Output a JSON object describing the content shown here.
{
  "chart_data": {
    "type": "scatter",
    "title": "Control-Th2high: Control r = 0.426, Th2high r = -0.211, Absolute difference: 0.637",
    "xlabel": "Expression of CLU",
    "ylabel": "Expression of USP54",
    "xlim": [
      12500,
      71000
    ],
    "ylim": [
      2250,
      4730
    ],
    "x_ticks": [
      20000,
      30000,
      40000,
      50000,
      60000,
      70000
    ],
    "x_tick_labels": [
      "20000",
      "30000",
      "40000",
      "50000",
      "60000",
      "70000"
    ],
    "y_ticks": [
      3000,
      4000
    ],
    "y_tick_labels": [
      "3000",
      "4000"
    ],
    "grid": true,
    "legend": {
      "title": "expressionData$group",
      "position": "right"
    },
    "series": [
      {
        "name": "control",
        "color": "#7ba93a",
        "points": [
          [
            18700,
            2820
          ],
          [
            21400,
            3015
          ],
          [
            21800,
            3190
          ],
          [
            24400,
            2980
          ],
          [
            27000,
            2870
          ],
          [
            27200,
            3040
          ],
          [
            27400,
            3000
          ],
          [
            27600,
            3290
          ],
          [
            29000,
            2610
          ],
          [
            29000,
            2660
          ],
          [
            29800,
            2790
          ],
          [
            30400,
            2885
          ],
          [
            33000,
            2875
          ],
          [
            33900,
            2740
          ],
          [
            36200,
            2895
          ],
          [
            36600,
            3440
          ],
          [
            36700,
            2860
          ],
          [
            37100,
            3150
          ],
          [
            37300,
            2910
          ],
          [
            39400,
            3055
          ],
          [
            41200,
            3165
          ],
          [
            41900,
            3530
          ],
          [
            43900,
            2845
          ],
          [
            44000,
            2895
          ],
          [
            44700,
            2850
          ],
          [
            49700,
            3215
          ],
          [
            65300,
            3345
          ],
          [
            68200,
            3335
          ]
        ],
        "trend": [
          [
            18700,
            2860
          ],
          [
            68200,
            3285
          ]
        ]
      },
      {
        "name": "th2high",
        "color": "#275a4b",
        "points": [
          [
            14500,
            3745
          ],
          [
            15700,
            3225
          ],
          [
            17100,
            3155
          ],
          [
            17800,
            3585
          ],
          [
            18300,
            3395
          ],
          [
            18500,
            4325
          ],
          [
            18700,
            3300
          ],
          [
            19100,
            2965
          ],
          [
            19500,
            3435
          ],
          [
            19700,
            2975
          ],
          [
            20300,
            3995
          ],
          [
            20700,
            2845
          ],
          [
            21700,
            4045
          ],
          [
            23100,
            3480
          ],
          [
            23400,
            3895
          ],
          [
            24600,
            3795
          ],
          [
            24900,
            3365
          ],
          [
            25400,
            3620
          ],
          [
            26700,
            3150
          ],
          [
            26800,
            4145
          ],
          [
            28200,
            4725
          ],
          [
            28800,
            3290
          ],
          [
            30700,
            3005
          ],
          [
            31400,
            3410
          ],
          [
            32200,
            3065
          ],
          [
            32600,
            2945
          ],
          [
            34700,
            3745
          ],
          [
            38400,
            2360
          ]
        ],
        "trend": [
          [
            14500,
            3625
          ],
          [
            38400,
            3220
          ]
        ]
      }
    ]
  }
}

Aim: From the listing above, extract every line exactly as it stands.

Result of the task:
Output a JSON object describing the content shown here.
{
  "chart_data": {
    "type": "scatter",
    "title": "Control-Th2high: Control r = 0.426, Th2high r = -0.211, Absolute difference: 0.637",
    "xlabel": "Expression of CLU",
    "ylabel": "Expression of USP54",
    "xlim": [
      12500,
      71000
    ],
    "ylim": [
      2250,
      4730
    ],
    "x_ticks": [
      20000,
      30000,
      40000,
      50000,
      60000,
      70000
    ],
    "x_tick_labels": [
      "20000",
      "30000",
      "40000",
      "50000",
      "60000",
      "70000"
    ],
    "y_ticks": [
      3000,
      4000
    ],
    "y_tick_labels": [
      "3000",
      "4000"
    ],
    "grid": true,
    "legend": {
      "title": "expressionData$group",
      "position": "right"
    },
    "series": [
      {
        "name": "control",
        "color": "#7ba93a",
        "points": [
          [
            18700,
            2820
          ],
          [
            21400,
            3015
          ],
          [
            21800,
            3190
          ],
          [
            24400,
            2980
          ],
          [
            27000,
            2870
          ],
          [
            27200,
            3040
          ],
          [
            27400,
            3000
          ],
          [
            27600,
            3290
          ],
          [
            29000,
            2610
          ],
          [
            29000,
            2660
          ],
          [
            29800,
            2790
          ],
          [
            30400,
            2885
          ],
          [
            33000,
            2875
          ],
          [
            33900,
            2740
          ],
          [
            36200,
            2895
          ],
          [
            36600,
            3440
          ],
          [
            36700,
            2860
          ],
          [
            37100,
            3150
          ],
          [
            37300,
            2910
          ],
          [
            39400,
            3055
          ],
          [
            41200,
            3165
          ],
          [
            41900,
            3530
          ],
          [
            43900,
            2845
          ],
          [
            44000,
            2895
          ],
          [
            44700,
            2850
          ],
          [
            49700,
            3215
          ],
          [
            65300,
            3345
          ],
          [
            68200,
            3335
          ]
        ],
        "trend": [
          [
            18700,
            2860
          ],
          [
            68200,
            3285
          ]
        ]
      },
      {
        "name": "th2high",
        "color": "#275a4b",
        "points": [
          [
            14500,
            3745
          ],
          [
            15700,
            3225
          ],
          [
            17100,
            3155
          ],
          [
            17800,
            3585
          ],
          [
            18300,
            3395
          ],
          [
            18500,
            4325
          ],
          [
            18700,
            3300
          ],
          [
            19100,
            2965
          ],
          [
            19500,
            3435
          ],
          [
            19700,
            2975
          ],
          [
            20300,
            3995
          ],
          [
            20700,
            2845
          ],
          [
            21700,
            4045
          ],
          [
            23100,
            3480
          ],
          [
            23400,
            3895
          ],
          [
            24600,
            3795
          ],
          [
            24900,
            3365
          ],
          [
            25400,
            3620
          ],
          [
            26700,
            3150
          ],
          [
            26800,
            4145
          ],
          [
            28200,
            4725
          ],
          [
            28800,
            3290
          ],
          [
            30700,
            3005
          ],
          [
            31400,
            3410
          ],
          [
            32200,
            3065
          ],
          [
            32600,
            2945
          ],
          [
            34700,
            3745
          ],
          [
            38400,
            2360
          ]
        ],
        "trend": [
          [
            14500,
            3625
          ],
          [
            38400,
            3220
          ]
        ]
      }
    ]
  }
}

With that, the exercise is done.